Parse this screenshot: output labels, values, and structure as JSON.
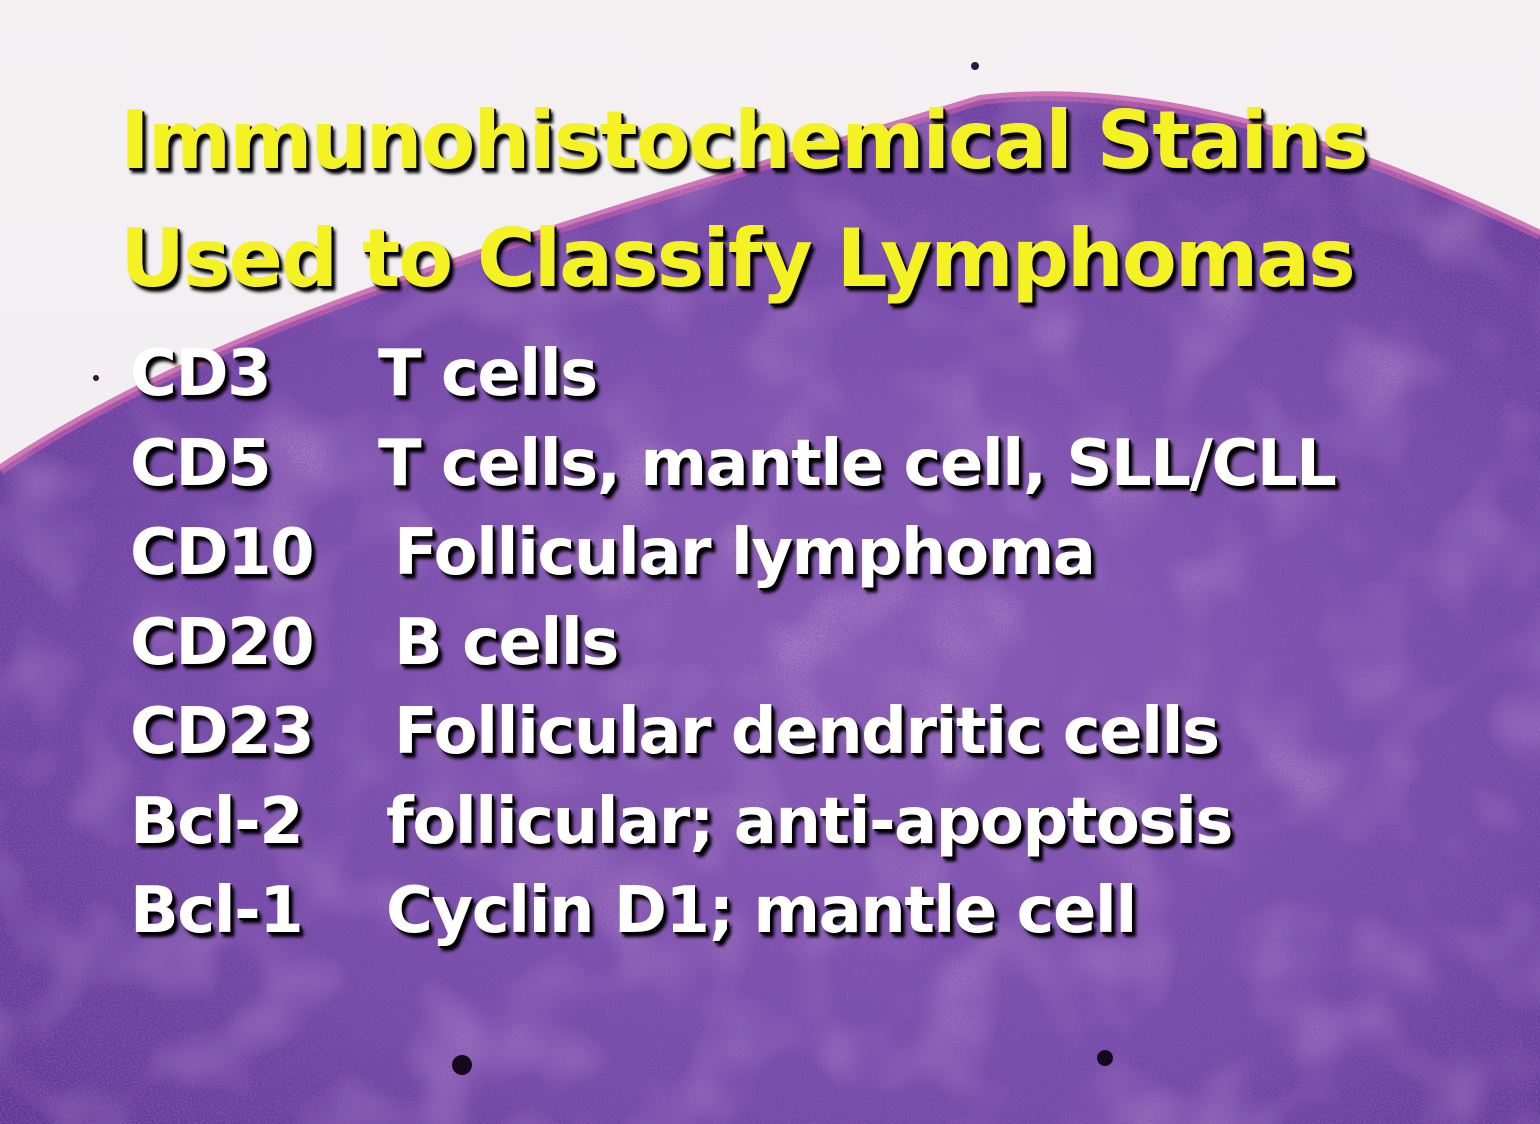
{
  "slide": {
    "title_line1": "Immunohistochemical Stains",
    "title_line2": "Used to Classify Lymphomas",
    "title_color": "#f5f224",
    "text_color": "#ffffff",
    "background_image": "H&E-stained lymph node histology section",
    "stains": [
      {
        "marker": "CD3",
        "description": "T cells"
      },
      {
        "marker": "CD5",
        "description": "T cells, mantle cell, SLL/CLL"
      },
      {
        "marker": "CD10",
        "description": "Follicular lymphoma"
      },
      {
        "marker": "CD20",
        "description": "B cells"
      },
      {
        "marker": "CD23",
        "description": "Follicular dendritic cells"
      },
      {
        "marker": "Bcl-2",
        "description": "follicular; anti-apoptosis"
      },
      {
        "marker": "Bcl-1",
        "description": "Cyclin D1; mantle cell"
      }
    ]
  }
}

● ● ● ● ●

• PROBLEM STATEMENT
Each of the records above needs to be transcribed exactly, apart from its pictures.

• EXPECTED OUTPUT
Parse this screenshot: output labels, values, and structure as JSON.
{
  "slide": {
    "title_line1": "Immunohistochemical Stains",
    "title_line2": "Used to Classify Lymphomas",
    "title_color": "#f5f224",
    "text_color": "#ffffff",
    "background_image": "H&E-stained lymph node histology section",
    "stains": [
      {
        "marker": "CD3",
        "description": "T cells"
      },
      {
        "marker": "CD5",
        "description": "T cells, mantle cell, SLL/CLL"
      },
      {
        "marker": "CD10",
        "description": "Follicular lymphoma"
      },
      {
        "marker": "CD20",
        "description": "B cells"
      },
      {
        "marker": "CD23",
        "description": "Follicular dendritic cells"
      },
      {
        "marker": "Bcl-2",
        "description": "follicular; anti-apoptosis"
      },
      {
        "marker": "Bcl-1",
        "description": "Cyclin D1; mantle cell"
      }
    ]
  }
}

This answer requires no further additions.